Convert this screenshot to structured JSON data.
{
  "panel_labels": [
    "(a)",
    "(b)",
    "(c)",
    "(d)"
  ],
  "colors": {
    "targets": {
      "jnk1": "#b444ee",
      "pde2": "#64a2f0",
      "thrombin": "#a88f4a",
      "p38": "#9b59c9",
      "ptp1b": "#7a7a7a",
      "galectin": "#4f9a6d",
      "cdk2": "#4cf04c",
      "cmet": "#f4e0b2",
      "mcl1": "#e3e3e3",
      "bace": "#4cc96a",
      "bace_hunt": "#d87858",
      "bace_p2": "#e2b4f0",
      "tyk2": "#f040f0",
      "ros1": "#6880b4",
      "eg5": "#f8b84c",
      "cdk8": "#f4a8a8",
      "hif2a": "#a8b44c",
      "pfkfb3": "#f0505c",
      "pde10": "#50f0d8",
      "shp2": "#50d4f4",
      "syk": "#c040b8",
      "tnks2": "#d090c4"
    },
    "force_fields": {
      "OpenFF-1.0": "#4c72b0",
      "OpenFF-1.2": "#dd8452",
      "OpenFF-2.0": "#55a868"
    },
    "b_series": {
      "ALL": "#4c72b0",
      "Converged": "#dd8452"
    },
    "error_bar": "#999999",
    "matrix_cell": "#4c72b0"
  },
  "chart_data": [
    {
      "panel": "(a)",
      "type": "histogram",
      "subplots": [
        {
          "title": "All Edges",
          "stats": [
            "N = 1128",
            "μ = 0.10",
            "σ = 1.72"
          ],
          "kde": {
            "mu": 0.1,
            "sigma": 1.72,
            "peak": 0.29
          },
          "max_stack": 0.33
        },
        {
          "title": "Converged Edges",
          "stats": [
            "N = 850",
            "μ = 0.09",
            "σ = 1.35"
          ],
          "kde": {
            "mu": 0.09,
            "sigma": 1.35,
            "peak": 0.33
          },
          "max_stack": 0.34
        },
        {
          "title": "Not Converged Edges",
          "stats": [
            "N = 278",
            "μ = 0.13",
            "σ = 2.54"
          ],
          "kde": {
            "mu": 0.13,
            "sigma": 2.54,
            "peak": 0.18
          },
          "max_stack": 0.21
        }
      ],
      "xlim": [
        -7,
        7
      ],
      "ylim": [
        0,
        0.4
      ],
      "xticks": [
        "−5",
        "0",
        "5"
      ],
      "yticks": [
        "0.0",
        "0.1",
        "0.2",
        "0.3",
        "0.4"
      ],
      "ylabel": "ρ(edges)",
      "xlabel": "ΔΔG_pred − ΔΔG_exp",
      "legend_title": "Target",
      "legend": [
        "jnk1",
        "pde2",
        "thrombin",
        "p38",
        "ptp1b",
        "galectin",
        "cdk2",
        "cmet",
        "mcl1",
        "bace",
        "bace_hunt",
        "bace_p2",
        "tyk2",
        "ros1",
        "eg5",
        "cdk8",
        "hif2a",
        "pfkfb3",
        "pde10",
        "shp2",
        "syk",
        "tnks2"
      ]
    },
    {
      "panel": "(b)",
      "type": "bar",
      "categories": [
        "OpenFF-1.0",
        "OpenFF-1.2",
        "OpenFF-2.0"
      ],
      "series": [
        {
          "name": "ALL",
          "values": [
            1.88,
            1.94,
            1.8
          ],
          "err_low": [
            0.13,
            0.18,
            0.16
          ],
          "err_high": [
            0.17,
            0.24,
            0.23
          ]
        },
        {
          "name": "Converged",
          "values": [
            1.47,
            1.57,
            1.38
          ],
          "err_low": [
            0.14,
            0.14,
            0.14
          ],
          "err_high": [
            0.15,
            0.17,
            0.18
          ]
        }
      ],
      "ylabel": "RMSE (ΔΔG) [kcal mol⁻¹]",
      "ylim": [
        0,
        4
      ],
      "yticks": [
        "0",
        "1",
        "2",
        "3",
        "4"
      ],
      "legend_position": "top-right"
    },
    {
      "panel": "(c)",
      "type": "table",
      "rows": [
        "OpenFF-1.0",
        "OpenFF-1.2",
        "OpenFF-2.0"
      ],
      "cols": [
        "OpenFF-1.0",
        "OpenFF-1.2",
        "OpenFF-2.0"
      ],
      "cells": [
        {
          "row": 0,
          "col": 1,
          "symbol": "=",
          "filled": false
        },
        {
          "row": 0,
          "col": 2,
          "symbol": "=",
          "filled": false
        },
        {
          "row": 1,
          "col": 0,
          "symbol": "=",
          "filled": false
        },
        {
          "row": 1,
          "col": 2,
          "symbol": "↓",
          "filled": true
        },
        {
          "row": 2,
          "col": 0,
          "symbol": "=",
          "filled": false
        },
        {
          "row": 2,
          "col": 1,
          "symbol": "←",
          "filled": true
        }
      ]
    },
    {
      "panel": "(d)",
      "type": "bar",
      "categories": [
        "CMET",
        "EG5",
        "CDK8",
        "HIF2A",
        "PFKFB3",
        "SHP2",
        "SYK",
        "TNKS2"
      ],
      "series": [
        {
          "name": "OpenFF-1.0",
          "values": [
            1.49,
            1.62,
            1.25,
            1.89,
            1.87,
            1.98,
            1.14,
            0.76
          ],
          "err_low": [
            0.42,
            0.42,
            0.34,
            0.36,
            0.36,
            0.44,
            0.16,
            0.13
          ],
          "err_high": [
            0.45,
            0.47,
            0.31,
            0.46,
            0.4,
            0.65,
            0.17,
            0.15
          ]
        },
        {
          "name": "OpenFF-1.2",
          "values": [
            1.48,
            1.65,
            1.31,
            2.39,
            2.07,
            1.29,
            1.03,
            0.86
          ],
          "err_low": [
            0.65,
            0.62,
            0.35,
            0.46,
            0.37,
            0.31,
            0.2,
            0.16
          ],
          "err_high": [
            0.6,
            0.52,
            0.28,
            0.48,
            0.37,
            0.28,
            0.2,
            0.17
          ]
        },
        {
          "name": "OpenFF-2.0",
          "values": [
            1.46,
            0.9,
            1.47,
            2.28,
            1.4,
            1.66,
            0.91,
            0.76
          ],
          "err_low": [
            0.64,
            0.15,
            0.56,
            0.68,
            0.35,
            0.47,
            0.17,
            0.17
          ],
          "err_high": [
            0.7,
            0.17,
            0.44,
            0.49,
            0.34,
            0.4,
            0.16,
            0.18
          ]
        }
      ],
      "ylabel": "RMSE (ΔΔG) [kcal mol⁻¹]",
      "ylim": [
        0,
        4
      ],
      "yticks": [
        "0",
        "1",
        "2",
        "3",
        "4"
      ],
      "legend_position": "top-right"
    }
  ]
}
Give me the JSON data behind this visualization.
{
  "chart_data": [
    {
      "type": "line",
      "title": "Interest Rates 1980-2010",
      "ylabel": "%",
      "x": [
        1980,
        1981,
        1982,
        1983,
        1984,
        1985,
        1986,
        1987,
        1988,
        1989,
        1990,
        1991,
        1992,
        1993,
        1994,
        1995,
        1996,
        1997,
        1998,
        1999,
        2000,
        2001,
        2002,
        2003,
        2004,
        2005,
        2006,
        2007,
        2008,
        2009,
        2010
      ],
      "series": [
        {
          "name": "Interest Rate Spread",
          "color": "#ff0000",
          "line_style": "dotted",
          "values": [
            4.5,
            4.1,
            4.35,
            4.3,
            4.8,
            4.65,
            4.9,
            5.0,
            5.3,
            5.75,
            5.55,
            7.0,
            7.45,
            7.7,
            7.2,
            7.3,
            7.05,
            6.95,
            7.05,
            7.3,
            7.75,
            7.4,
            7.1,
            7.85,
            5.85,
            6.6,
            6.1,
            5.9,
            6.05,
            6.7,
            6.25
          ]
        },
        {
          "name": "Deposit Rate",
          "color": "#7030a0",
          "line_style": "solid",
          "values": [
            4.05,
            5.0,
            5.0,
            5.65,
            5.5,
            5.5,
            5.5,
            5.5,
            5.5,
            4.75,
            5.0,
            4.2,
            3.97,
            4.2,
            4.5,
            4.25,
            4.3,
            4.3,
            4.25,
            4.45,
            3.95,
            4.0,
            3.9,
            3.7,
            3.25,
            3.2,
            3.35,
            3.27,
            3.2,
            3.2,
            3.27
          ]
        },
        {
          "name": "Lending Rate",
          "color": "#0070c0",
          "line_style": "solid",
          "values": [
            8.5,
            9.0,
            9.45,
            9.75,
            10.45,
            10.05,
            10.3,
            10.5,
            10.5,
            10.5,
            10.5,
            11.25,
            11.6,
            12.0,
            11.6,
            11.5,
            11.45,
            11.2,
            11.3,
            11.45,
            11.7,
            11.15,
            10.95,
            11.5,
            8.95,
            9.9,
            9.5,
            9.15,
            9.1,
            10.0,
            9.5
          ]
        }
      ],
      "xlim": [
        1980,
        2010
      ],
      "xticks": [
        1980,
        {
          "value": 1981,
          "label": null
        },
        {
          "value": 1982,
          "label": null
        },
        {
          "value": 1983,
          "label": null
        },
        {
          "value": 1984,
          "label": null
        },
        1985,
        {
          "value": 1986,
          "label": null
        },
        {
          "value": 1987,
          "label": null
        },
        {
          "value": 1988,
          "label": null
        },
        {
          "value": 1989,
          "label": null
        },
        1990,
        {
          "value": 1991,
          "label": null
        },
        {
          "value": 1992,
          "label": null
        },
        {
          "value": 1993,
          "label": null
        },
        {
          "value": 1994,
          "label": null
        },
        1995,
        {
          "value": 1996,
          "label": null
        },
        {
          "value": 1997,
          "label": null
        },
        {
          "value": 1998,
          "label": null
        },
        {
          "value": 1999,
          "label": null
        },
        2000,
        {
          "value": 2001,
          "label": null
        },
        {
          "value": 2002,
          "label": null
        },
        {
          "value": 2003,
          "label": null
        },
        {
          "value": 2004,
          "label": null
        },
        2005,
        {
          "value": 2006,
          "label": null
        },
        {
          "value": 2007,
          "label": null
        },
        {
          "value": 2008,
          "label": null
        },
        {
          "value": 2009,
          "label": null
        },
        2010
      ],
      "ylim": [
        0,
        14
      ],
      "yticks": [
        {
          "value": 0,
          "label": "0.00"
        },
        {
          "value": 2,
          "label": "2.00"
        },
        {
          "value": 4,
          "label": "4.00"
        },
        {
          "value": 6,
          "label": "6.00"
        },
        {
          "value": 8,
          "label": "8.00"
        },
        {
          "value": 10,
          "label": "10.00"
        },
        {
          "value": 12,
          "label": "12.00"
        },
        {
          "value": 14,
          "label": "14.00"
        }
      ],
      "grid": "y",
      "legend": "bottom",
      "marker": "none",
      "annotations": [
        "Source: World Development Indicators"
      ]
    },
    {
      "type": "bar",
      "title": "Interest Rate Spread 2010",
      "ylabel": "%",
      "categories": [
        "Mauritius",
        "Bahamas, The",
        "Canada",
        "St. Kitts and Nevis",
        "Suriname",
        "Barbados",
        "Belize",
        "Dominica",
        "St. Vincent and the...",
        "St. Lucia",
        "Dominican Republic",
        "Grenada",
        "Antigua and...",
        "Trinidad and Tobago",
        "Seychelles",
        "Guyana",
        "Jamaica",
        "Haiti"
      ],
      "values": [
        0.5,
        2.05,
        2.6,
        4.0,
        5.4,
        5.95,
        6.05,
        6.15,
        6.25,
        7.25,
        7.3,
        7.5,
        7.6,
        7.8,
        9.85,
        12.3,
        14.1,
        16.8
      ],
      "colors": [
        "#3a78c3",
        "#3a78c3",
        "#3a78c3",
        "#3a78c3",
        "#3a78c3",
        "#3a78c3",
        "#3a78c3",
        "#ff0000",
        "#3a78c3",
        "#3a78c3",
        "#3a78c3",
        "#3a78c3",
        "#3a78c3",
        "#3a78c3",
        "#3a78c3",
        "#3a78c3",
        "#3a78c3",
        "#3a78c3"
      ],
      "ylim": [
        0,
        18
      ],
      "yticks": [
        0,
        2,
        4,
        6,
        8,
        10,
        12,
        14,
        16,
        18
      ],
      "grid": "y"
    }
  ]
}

== The request ==
Your task is to gather every line with the word "this" and copy it.

== Solved exercise ==
Convert this screenshot to structured JSON data.
Give me the JSON data behind this visualization.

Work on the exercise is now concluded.